Edit the rows from the start down to the line with "legend-label-ns: NS bbox=[302, 65, 346, 100]": change "ns-point" to "not-significant-point" and leave the rest untouched.

§ **Spatial layout data**:
╔══

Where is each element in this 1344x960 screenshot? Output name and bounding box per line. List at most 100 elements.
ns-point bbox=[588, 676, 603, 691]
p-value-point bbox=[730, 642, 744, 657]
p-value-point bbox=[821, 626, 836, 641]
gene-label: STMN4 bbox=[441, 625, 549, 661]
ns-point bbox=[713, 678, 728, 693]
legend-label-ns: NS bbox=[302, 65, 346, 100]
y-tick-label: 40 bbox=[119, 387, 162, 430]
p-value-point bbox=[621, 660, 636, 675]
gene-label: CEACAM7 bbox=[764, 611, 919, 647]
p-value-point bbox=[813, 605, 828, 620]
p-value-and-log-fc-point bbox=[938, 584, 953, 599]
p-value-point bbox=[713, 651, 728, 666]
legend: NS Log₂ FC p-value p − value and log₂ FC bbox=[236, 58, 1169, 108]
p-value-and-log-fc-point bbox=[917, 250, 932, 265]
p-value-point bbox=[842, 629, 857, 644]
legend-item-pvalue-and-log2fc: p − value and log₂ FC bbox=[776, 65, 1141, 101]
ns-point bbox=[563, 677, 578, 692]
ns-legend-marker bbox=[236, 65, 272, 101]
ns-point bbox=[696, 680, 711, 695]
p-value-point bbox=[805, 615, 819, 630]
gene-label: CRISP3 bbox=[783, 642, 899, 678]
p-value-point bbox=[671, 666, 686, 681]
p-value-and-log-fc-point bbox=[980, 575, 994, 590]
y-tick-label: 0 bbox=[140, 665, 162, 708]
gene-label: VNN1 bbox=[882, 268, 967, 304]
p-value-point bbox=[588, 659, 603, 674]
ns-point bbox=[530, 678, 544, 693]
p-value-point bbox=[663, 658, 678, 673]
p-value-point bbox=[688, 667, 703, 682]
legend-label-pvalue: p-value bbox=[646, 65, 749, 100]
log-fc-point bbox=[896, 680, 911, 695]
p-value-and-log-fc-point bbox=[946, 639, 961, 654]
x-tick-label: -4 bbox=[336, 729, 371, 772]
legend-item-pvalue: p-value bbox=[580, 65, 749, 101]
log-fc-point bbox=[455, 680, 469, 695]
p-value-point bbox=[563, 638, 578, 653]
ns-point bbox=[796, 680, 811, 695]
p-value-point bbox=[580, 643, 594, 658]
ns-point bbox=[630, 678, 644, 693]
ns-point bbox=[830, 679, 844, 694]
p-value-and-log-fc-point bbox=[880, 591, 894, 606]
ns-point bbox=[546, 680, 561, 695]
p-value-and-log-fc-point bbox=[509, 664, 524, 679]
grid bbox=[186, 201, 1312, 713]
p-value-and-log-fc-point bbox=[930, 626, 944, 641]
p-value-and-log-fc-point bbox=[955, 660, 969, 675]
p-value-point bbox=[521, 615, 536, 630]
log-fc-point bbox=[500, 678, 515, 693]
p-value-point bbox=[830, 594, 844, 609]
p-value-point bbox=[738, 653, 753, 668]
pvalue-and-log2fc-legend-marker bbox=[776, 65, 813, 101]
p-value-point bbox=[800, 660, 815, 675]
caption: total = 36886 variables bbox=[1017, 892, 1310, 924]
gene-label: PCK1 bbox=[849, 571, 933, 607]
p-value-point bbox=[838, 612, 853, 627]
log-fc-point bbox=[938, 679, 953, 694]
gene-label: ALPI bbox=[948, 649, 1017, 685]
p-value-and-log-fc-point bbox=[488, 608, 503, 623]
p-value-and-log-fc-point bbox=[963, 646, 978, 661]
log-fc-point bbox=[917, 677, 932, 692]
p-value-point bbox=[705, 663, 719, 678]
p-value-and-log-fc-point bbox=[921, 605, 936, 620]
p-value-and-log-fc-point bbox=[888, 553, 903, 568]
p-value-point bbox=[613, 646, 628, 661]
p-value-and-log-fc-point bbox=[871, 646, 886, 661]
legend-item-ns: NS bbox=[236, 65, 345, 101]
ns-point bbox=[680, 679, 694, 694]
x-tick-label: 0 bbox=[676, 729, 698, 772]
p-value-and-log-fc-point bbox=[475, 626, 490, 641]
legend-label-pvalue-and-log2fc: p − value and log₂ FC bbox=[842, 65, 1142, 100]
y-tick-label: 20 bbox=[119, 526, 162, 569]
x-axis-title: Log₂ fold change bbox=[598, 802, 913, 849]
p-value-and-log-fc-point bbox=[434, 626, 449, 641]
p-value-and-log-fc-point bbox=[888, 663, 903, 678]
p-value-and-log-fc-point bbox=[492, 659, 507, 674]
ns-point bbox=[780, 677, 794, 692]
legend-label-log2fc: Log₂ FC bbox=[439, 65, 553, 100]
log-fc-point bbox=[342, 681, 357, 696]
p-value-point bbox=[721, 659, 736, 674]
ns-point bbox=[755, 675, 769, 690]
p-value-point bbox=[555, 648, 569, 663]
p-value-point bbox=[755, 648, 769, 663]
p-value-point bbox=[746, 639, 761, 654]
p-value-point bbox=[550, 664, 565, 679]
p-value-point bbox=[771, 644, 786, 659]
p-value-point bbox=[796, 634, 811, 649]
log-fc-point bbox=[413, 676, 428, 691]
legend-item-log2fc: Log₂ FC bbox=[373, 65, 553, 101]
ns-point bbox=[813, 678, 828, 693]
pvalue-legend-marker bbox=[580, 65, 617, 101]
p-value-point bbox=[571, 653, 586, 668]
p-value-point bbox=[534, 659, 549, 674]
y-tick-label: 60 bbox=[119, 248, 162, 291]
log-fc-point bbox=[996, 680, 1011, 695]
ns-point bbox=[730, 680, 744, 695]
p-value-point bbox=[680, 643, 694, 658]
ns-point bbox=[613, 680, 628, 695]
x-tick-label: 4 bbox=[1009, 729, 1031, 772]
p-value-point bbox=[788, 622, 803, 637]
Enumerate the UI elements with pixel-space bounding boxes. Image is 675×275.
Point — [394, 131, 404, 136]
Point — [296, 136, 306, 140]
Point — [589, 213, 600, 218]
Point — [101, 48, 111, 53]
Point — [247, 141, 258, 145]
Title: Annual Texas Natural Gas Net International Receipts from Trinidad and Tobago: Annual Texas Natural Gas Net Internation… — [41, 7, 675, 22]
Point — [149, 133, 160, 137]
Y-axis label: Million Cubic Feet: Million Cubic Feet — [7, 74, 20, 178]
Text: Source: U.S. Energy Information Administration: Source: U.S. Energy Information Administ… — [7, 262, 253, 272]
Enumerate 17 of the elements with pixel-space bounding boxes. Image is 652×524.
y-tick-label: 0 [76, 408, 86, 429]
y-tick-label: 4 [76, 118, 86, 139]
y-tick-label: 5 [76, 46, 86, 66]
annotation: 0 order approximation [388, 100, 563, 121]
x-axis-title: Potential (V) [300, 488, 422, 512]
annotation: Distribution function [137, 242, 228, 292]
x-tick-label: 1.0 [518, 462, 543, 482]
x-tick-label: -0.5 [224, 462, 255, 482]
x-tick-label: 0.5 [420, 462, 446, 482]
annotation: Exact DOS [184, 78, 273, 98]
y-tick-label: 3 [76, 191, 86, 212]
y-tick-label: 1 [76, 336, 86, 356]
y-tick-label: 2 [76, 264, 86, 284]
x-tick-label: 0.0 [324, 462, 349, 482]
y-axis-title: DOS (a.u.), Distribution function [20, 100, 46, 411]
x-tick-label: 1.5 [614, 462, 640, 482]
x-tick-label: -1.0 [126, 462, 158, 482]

╚══

§ **RESPONSE TO THE EXERCISE**:
Where is each element in this 1344x960 screenshot? Output name and bounding box per line. List at most 100 elements.
not-significant-point bbox=[588, 676, 603, 691]
p-value-point bbox=[730, 642, 744, 657]
p-value-point bbox=[821, 626, 836, 641]
gene-label: STMN4 bbox=[441, 625, 549, 661]
not-significant-point bbox=[713, 678, 728, 693]
legend-label-ns: NS bbox=[302, 65, 346, 100]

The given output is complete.